### Work to do
Gather each line in the entries that includes the string "fresh".

### Exercise data
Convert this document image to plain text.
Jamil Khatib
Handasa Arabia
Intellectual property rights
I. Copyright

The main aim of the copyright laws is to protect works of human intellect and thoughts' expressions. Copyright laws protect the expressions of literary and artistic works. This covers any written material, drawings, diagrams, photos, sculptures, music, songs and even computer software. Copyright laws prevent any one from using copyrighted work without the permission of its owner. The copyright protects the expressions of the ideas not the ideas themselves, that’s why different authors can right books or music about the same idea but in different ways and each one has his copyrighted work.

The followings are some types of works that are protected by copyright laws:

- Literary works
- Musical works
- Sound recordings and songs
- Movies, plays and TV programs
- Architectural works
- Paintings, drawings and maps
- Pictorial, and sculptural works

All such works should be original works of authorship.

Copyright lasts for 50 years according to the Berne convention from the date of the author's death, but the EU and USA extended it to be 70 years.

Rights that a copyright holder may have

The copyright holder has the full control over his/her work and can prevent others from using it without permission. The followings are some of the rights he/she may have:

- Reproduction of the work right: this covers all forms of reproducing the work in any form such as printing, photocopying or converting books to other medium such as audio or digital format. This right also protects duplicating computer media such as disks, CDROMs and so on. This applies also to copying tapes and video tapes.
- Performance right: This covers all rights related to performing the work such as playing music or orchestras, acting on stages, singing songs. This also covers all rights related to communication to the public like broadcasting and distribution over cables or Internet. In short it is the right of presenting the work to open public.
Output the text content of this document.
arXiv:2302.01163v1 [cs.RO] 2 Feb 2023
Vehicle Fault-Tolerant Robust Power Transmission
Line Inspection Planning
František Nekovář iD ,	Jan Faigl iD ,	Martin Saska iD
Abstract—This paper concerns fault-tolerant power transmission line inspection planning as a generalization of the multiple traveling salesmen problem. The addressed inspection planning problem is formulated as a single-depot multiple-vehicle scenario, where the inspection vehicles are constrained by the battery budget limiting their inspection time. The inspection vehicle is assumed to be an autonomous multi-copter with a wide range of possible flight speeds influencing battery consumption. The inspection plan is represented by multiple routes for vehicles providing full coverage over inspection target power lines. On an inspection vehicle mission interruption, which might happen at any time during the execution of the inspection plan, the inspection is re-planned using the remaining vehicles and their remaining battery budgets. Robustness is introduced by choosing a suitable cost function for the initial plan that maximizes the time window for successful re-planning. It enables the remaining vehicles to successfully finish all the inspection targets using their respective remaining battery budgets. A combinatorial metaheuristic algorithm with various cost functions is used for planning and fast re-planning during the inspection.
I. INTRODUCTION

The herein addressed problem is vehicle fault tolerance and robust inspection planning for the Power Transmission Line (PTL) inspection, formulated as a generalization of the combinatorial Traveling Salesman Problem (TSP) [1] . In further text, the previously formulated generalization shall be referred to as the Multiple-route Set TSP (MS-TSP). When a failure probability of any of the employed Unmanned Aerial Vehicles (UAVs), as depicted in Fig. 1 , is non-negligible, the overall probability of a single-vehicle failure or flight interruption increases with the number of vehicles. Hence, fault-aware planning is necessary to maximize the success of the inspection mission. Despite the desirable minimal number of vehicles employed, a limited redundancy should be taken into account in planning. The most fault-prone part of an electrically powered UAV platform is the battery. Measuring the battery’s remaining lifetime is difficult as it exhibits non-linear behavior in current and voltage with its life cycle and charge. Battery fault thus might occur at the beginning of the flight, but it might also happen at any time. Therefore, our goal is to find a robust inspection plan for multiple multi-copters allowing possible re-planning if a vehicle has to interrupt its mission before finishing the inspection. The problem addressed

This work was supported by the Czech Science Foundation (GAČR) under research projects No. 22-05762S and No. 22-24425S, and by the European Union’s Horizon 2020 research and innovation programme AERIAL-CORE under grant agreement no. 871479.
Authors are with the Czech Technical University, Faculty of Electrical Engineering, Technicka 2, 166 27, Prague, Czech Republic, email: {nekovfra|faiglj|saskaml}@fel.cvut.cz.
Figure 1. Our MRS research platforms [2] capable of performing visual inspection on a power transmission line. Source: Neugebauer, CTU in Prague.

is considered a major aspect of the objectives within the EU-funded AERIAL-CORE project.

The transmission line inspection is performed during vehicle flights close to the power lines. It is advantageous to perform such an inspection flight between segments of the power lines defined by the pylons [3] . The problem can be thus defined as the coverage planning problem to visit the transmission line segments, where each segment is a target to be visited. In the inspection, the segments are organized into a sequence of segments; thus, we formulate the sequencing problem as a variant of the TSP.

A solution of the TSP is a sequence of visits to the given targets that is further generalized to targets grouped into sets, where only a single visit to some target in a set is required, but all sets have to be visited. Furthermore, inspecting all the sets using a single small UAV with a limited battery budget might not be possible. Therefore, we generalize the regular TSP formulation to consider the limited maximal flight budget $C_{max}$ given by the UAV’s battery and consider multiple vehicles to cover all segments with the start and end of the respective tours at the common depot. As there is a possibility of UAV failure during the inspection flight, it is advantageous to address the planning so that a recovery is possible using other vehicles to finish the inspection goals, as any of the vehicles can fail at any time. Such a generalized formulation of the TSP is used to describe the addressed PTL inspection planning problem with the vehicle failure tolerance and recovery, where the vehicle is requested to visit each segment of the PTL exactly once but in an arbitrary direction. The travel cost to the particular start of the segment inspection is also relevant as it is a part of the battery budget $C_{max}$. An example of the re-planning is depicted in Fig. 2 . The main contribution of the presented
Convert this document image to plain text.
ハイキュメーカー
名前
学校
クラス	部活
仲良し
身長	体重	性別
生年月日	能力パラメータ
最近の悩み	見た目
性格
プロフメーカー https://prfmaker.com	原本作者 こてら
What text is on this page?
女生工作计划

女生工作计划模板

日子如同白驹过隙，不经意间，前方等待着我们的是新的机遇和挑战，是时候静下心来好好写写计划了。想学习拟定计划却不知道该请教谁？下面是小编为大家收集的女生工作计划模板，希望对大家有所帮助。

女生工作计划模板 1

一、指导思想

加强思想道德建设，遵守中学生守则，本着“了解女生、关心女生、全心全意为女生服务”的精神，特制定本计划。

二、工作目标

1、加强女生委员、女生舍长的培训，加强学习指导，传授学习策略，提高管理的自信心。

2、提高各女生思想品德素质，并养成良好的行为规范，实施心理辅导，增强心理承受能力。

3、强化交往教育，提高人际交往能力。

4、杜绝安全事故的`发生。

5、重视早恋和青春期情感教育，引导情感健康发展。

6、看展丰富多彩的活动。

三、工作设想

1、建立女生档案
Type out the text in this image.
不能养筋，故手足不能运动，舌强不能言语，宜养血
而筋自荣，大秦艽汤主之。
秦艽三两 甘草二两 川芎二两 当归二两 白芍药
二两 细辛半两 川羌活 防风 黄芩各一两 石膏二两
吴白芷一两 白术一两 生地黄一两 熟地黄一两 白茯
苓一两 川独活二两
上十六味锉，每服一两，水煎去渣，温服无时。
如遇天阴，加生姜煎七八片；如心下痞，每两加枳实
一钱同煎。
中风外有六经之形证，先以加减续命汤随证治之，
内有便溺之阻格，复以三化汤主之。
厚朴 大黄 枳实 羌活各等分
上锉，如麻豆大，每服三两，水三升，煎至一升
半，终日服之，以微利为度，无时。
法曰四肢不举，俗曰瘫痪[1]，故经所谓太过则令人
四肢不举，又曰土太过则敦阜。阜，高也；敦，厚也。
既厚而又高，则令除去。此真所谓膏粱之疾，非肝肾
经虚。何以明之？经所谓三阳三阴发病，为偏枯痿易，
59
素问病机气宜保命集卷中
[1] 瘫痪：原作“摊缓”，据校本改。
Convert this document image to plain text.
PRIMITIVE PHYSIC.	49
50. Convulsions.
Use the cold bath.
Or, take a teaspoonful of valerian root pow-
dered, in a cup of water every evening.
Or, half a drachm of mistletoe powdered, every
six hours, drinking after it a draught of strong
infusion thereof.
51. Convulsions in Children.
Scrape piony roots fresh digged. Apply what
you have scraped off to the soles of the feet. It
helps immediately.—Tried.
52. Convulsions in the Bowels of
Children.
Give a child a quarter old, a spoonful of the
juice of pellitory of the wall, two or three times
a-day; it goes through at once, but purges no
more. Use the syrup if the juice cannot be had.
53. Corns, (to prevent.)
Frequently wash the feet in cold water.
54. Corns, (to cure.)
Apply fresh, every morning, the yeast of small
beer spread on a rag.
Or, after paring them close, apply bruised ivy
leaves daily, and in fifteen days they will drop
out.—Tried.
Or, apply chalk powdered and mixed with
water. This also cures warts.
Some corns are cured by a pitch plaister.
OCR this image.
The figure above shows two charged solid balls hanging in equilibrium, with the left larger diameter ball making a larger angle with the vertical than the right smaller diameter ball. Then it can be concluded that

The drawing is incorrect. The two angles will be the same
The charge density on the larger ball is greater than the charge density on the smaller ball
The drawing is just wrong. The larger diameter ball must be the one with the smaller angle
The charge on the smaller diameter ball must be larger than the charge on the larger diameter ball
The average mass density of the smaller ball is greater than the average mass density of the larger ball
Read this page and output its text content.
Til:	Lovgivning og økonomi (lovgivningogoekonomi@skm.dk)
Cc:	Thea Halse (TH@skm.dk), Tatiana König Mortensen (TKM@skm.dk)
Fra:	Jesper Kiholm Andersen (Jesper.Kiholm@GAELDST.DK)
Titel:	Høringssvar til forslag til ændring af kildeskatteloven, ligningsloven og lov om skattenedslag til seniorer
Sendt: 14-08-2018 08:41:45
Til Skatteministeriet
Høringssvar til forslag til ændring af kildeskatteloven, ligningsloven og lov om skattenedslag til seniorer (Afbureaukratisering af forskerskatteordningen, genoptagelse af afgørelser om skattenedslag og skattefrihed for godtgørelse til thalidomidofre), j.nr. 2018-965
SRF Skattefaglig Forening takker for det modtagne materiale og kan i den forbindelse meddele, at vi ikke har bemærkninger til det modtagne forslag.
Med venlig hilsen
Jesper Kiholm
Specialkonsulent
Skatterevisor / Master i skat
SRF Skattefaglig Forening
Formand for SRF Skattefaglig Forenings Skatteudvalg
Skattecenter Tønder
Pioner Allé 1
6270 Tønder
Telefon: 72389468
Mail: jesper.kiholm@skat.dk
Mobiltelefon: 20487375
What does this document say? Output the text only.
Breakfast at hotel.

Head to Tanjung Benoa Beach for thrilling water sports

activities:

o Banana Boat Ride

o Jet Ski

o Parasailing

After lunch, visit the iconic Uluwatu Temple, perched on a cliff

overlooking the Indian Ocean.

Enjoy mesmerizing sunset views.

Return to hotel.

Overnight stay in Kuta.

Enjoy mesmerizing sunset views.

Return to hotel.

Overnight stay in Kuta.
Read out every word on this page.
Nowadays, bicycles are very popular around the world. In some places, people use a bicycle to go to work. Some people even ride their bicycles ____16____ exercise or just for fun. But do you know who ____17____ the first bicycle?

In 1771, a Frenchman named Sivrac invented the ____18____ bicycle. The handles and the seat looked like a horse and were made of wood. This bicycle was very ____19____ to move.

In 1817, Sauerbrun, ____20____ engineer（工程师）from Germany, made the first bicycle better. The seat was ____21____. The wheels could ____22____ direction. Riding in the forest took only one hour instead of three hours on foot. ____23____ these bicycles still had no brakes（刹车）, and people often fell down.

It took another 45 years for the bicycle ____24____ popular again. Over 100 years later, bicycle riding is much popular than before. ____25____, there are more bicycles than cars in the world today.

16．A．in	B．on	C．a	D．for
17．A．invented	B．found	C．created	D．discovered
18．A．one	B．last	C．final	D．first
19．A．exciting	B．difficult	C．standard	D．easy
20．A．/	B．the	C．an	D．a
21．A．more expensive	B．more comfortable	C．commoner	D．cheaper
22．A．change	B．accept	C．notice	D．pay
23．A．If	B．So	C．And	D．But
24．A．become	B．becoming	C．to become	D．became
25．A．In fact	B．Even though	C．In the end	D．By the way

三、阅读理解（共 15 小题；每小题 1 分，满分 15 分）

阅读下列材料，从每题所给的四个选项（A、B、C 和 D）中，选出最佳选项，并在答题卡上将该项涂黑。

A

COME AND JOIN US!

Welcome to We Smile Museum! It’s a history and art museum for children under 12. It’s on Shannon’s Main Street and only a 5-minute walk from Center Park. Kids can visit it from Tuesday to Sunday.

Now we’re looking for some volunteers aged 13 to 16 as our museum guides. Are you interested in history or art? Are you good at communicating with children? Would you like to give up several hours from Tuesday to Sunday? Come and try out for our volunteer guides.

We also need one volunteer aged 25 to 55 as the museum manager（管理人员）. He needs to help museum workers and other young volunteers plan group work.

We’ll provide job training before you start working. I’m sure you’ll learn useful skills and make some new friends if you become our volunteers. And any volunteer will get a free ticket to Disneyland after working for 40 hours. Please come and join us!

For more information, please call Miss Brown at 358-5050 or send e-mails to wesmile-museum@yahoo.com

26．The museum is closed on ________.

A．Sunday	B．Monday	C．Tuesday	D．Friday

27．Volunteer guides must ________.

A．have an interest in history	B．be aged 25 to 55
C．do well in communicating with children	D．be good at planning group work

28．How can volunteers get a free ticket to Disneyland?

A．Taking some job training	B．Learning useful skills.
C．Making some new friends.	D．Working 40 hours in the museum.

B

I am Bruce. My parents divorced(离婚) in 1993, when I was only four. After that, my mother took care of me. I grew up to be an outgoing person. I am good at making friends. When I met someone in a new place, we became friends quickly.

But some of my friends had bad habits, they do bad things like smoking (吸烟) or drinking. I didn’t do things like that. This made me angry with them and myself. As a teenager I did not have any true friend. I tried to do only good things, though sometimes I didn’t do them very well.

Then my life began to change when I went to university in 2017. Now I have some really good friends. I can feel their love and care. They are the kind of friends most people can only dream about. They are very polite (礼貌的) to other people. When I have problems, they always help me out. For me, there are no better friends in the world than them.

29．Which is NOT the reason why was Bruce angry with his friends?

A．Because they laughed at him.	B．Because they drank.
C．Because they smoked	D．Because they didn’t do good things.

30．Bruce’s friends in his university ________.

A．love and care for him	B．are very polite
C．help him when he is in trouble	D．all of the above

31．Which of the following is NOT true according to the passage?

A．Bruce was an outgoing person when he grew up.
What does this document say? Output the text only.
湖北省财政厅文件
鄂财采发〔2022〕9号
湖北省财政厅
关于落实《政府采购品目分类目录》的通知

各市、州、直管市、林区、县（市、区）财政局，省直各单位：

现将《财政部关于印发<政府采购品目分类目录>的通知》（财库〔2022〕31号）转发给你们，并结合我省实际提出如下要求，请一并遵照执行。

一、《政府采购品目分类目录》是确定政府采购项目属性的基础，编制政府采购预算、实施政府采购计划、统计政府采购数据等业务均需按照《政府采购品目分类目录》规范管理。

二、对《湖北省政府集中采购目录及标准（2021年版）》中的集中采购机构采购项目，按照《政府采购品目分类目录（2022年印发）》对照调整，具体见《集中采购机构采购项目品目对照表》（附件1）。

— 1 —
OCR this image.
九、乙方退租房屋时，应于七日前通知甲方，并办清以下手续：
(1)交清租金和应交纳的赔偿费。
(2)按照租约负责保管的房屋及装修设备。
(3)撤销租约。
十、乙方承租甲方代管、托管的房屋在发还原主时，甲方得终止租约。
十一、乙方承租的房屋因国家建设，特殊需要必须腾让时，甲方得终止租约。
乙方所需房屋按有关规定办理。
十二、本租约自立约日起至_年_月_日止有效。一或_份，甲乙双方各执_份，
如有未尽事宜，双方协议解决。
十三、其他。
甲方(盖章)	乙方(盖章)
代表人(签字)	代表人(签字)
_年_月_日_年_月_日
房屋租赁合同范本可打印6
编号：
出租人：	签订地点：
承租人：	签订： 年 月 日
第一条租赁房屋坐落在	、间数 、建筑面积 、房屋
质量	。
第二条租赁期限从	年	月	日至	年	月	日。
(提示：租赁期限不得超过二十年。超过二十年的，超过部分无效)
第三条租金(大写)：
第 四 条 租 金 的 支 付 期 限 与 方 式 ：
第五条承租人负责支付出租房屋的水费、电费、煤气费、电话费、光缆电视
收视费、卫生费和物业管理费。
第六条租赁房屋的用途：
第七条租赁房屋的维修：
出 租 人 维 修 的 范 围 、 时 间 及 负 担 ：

### Answer for this exercise
Scrape piony roots fresh digged. Apply what
Apply fresh, every morning, the yeast of small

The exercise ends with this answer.